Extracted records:

--

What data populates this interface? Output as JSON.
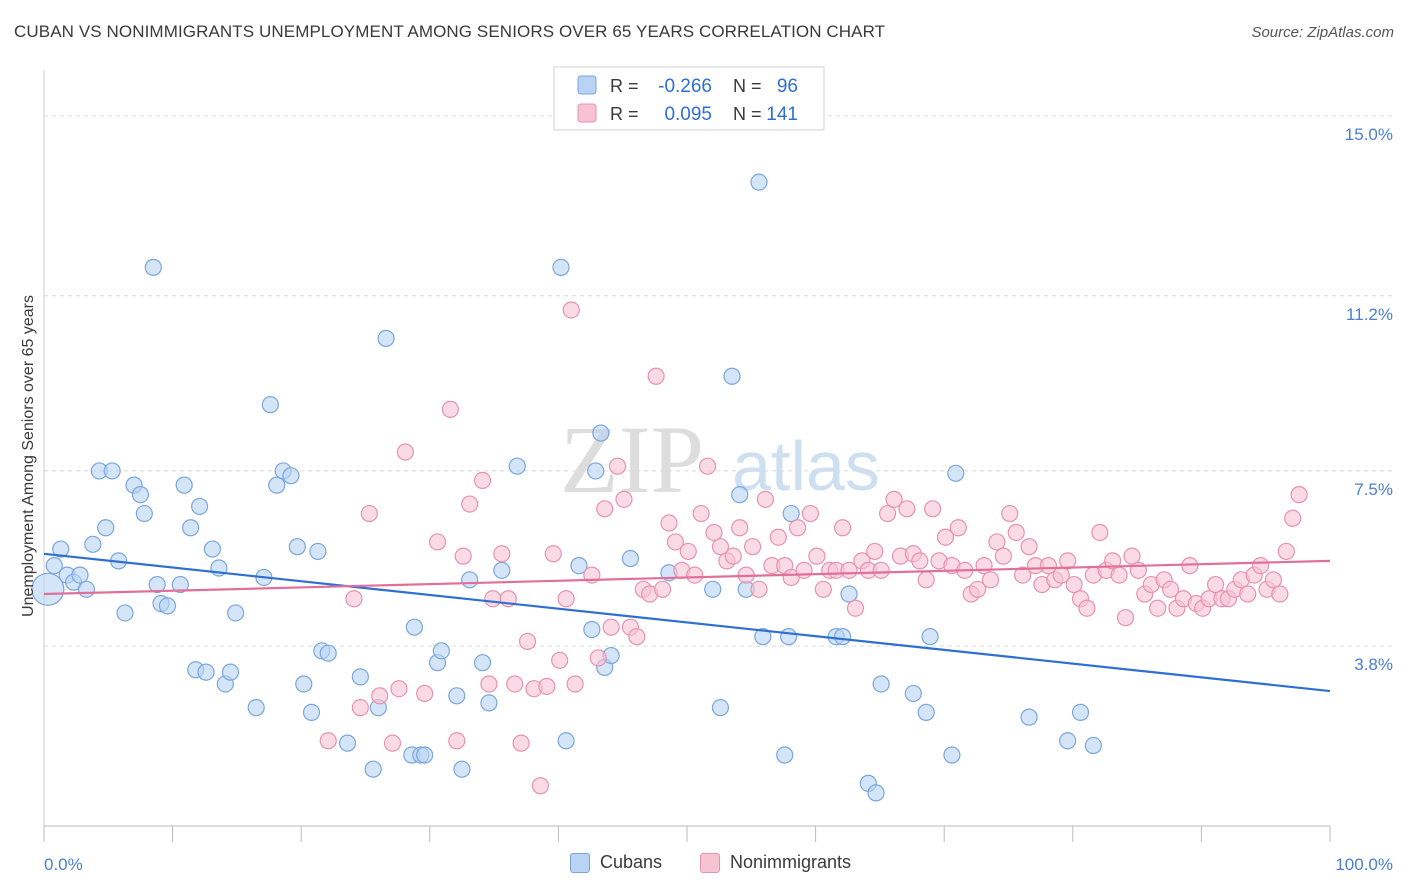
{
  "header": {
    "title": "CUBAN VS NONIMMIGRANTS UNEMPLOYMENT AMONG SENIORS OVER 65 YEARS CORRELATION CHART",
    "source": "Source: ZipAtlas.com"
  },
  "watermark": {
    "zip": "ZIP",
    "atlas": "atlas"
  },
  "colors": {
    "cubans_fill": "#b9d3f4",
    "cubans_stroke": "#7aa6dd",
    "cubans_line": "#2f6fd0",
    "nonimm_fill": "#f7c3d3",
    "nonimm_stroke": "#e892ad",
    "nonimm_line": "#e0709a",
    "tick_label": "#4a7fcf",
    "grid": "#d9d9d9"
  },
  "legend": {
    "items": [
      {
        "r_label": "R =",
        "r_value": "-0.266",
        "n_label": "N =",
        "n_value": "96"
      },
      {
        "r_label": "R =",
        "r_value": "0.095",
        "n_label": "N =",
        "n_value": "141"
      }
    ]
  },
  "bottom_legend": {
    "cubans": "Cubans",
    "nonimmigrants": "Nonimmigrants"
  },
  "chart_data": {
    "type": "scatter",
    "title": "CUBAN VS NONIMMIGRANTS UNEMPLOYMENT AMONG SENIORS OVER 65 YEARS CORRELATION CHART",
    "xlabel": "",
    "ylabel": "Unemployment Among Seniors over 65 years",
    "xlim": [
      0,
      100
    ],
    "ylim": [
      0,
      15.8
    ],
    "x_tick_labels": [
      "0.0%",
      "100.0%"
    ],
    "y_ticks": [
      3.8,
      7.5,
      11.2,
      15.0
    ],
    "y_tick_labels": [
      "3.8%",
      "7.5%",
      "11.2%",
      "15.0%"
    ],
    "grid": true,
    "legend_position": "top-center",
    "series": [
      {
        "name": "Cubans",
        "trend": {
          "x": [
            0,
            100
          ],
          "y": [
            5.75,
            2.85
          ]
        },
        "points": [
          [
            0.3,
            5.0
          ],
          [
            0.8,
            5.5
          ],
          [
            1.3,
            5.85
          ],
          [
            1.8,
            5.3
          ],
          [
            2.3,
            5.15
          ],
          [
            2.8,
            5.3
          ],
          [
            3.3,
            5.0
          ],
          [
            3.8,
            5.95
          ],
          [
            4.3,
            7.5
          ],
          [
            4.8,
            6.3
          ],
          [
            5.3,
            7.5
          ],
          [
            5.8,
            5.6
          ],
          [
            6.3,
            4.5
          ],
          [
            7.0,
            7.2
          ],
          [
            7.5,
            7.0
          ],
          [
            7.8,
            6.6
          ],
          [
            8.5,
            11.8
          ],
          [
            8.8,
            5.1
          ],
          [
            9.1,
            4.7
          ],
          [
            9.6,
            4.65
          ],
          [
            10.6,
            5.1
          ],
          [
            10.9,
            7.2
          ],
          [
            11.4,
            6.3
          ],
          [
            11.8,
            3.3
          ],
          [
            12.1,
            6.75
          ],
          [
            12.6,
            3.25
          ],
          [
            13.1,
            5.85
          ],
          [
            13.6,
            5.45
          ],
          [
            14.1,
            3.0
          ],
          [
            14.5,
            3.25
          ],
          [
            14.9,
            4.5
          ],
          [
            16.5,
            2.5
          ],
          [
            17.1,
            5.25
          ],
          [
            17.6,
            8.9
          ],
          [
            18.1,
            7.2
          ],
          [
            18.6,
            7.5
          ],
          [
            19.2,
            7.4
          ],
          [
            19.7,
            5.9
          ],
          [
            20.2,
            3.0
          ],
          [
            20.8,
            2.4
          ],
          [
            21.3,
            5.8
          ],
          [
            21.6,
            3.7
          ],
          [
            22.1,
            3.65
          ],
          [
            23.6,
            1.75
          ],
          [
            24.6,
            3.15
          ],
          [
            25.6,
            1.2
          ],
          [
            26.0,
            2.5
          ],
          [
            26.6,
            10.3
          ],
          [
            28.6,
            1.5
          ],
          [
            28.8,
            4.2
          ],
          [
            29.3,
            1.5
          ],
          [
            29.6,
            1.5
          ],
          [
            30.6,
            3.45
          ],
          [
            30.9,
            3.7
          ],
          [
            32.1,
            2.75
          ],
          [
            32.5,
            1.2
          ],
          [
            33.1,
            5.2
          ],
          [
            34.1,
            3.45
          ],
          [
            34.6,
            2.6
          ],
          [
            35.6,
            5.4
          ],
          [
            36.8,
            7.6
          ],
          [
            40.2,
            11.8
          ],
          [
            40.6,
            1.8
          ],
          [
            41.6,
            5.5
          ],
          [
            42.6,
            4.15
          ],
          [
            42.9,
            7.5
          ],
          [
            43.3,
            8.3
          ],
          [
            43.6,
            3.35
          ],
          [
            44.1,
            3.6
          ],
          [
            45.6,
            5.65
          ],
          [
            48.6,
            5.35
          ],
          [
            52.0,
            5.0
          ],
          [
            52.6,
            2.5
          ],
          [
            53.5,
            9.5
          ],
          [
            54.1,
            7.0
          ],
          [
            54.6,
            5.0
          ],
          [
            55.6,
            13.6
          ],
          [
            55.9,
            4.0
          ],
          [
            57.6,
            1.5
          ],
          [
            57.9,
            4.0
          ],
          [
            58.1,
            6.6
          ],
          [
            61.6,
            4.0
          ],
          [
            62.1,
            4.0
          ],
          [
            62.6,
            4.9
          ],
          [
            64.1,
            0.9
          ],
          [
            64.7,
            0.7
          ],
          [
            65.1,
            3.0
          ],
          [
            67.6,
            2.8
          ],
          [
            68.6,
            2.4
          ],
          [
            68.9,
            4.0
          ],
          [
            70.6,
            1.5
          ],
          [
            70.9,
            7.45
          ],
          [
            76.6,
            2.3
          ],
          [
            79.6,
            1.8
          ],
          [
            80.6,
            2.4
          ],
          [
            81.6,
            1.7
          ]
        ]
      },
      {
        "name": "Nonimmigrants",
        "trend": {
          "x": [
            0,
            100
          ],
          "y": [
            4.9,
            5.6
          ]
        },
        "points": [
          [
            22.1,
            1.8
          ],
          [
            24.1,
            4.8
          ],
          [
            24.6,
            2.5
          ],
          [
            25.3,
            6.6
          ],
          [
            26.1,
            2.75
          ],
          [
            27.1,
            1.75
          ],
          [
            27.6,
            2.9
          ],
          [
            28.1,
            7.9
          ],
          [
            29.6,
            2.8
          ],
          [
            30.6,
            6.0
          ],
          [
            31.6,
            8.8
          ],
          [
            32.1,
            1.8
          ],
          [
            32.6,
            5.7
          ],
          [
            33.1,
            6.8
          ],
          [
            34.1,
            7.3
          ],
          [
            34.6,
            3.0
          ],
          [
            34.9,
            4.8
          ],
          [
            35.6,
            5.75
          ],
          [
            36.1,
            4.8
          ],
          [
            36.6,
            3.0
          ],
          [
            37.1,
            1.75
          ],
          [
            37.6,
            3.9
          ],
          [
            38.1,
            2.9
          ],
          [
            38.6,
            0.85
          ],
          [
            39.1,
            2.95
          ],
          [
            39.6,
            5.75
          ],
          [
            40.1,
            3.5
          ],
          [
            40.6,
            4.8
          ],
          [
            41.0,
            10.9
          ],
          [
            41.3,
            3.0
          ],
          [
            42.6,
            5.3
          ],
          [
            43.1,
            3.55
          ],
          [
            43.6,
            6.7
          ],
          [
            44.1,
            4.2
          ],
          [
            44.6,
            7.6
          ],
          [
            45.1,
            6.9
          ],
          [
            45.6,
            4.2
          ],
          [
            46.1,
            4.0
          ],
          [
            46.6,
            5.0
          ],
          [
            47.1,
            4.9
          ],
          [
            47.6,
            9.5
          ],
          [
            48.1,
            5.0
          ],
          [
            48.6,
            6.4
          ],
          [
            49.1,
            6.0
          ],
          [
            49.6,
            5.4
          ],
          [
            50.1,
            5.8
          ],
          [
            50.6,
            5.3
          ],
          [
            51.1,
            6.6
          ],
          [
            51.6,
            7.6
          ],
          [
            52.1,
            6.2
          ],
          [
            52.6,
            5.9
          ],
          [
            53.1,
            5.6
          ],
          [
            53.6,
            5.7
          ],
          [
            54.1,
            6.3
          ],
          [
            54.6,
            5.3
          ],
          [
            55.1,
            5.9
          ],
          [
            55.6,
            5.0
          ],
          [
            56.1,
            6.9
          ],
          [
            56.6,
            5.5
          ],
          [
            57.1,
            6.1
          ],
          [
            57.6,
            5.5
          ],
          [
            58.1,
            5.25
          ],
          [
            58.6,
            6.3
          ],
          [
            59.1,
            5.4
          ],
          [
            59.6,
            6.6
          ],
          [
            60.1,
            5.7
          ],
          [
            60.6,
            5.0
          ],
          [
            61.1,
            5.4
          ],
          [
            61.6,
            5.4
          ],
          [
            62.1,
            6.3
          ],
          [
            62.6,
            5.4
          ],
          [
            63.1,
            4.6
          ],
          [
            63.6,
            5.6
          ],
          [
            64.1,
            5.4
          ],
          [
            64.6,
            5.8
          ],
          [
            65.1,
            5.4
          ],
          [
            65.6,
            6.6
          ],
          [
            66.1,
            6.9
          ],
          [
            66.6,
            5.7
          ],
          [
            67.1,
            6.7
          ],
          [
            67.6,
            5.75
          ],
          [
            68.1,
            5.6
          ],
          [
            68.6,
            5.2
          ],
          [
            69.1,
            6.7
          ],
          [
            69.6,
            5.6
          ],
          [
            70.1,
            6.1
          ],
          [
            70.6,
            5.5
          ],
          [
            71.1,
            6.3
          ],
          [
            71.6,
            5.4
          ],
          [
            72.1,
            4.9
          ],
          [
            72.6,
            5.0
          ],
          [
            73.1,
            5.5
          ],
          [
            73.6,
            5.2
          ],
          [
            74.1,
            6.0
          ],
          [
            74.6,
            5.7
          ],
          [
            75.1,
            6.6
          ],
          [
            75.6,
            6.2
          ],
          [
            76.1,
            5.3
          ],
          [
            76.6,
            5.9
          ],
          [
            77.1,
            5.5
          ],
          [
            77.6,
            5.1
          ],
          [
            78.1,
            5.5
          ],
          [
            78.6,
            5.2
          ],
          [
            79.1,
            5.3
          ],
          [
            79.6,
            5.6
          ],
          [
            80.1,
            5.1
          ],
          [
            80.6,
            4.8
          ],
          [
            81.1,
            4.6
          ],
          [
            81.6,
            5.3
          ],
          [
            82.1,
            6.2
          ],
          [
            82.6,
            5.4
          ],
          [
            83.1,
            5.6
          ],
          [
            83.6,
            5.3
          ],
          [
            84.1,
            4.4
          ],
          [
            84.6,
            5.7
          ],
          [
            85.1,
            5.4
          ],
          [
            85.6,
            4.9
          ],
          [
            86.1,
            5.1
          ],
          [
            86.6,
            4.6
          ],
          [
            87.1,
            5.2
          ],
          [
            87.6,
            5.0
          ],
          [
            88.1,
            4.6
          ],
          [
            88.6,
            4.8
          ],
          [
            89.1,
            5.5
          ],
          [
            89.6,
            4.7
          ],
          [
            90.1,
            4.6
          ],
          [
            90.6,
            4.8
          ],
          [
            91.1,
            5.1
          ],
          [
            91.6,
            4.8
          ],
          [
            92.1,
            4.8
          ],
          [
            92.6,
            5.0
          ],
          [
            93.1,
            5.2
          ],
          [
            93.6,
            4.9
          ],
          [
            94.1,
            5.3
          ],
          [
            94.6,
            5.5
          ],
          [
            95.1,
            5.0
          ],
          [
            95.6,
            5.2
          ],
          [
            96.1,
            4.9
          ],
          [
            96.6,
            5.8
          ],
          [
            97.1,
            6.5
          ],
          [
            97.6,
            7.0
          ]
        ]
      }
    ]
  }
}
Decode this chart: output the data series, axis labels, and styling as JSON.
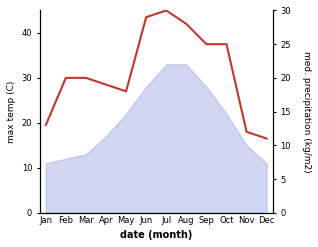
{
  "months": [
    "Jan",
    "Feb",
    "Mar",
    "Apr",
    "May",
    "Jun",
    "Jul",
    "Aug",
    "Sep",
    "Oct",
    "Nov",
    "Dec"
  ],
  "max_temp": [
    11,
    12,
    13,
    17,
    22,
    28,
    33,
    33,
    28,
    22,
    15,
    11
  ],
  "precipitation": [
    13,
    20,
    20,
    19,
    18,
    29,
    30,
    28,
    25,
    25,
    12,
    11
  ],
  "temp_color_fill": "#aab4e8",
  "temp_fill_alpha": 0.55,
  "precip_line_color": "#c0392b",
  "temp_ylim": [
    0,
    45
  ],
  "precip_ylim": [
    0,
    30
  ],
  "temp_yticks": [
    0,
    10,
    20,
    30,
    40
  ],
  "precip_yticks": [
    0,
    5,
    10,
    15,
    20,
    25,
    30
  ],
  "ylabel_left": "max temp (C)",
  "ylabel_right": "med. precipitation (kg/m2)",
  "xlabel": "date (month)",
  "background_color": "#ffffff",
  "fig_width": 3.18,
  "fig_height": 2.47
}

--

• Work instructions:
Write out exactly the lines from the one that contains "Decode this chart: output" through the last line of the data above, both included. Leave every picture out.

• Solution:
Decode this chart: output the data series, axis labels, and styling as JSON.
{
  "months": [
    "Jan",
    "Feb",
    "Mar",
    "Apr",
    "May",
    "Jun",
    "Jul",
    "Aug",
    "Sep",
    "Oct",
    "Nov",
    "Dec"
  ],
  "max_temp": [
    11,
    12,
    13,
    17,
    22,
    28,
    33,
    33,
    28,
    22,
    15,
    11
  ],
  "precipitation": [
    13,
    20,
    20,
    19,
    18,
    29,
    30,
    28,
    25,
    25,
    12,
    11
  ],
  "temp_color_fill": "#aab4e8",
  "temp_fill_alpha": 0.55,
  "precip_line_color": "#c0392b",
  "temp_ylim": [
    0,
    45
  ],
  "precip_ylim": [
    0,
    30
  ],
  "temp_yticks": [
    0,
    10,
    20,
    30,
    40
  ],
  "precip_yticks": [
    0,
    5,
    10,
    15,
    20,
    25,
    30
  ],
  "ylabel_left": "max temp (C)",
  "ylabel_right": "med. precipitation (kg/m2)",
  "xlabel": "date (month)",
  "background_color": "#ffffff",
  "fig_width": 3.18,
  "fig_height": 2.47
}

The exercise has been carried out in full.